_TASK INSTRUCTIONS_
Can you retype only the lines from the one with "Extract the structured" through the final line of the material, exactly as given?

_PROVIDED MATERIAL_
[Start]
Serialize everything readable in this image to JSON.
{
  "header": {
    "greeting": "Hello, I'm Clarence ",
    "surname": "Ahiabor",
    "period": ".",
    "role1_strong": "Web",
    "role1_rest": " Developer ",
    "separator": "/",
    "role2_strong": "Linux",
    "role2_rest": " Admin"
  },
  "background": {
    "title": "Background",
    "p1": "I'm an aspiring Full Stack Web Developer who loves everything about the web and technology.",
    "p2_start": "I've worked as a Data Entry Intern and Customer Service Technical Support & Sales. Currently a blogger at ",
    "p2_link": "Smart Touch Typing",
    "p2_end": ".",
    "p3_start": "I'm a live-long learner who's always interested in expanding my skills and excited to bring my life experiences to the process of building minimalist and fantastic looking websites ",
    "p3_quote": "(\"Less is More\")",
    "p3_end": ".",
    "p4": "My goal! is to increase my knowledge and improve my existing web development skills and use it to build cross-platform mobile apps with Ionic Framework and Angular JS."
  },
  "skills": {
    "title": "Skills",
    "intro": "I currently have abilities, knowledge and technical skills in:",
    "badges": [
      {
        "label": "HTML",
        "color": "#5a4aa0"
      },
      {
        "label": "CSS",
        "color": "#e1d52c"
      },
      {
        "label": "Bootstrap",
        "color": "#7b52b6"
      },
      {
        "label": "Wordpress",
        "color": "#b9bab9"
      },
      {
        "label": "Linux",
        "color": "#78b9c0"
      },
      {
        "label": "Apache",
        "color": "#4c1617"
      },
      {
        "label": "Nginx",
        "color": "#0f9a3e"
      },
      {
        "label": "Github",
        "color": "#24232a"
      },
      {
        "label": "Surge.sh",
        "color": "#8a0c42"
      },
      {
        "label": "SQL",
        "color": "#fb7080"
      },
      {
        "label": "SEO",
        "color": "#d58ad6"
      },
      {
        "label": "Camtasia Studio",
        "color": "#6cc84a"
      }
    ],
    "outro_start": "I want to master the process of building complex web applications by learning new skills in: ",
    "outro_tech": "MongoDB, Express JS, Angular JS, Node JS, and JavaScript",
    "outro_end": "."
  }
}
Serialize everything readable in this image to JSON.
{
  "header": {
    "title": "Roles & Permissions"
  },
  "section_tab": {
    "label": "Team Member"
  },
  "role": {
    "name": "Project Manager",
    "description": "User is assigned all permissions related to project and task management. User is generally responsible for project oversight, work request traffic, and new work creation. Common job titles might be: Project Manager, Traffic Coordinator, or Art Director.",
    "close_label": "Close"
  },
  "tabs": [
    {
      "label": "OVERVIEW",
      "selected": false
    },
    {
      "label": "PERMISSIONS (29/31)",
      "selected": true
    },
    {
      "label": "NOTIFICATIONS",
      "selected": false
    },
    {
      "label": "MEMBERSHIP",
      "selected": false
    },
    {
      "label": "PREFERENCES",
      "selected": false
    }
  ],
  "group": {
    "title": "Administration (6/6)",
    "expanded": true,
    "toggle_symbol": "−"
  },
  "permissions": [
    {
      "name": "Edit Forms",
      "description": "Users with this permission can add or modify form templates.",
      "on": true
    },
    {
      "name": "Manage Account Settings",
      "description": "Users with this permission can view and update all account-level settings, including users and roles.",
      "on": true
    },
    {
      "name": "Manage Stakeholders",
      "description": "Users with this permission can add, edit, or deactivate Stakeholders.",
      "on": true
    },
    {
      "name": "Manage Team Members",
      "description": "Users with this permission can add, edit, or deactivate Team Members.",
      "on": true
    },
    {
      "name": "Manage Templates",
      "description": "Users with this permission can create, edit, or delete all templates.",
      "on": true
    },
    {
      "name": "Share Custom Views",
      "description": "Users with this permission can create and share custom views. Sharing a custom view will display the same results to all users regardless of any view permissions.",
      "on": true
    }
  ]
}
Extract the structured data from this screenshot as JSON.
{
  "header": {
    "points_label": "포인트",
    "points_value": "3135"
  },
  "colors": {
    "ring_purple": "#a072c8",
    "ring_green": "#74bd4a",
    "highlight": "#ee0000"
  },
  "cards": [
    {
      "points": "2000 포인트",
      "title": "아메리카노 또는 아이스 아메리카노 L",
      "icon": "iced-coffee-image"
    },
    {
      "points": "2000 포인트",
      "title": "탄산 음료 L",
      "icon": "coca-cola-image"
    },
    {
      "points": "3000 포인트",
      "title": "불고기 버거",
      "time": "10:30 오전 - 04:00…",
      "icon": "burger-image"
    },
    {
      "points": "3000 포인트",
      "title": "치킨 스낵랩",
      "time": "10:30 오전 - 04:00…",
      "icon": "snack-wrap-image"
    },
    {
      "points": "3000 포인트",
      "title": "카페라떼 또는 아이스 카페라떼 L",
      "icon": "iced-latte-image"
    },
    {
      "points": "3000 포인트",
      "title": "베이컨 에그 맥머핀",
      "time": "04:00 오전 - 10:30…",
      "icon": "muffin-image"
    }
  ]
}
[End]
_CORRECT ANSWER_
Extract the structured data from this screenshot as JSON.
{
  "header": {
    "points_label": "포인트",
    "points_value": "3135"
  },
  "colors": {
    "ring_purple": "#a072c8",
    "ring_green": "#74bd4a",
    "highlight": "#ee0000"
  },
  "cards": [
    {
      "points": "2000 포인트",
      "title": "아메리카노 또는 아이스 아메리카노 L",
      "icon": "iced-coffee-image"
    },
    {
      "points": "2000 포인트",
      "title": "탄산 음료 L",
      "icon": "coca-cola-image"
    },
    {
      "points": "3000 포인트",
      "title": "불고기 버거",
      "time": "10:30 오전 - 04:00…",
      "icon": "burger-image"
    },
    {
      "points": "3000 포인트",
      "title": "치킨 스낵랩",
      "time": "10:30 오전 - 04:00…",
      "icon": "snack-wrap-image"
    },
    {
      "points": "3000 포인트",
      "title": "카페라떼 또는 아이스 카페라떼 L",
      "icon": "iced-latte-image"
    },
    {
      "points": "3000 포인트",
      "title": "베이컨 에그 맥머핀",
      "time": "04:00 오전 - 10:30…",
      "icon": "muffin-image"
    }
  ]
}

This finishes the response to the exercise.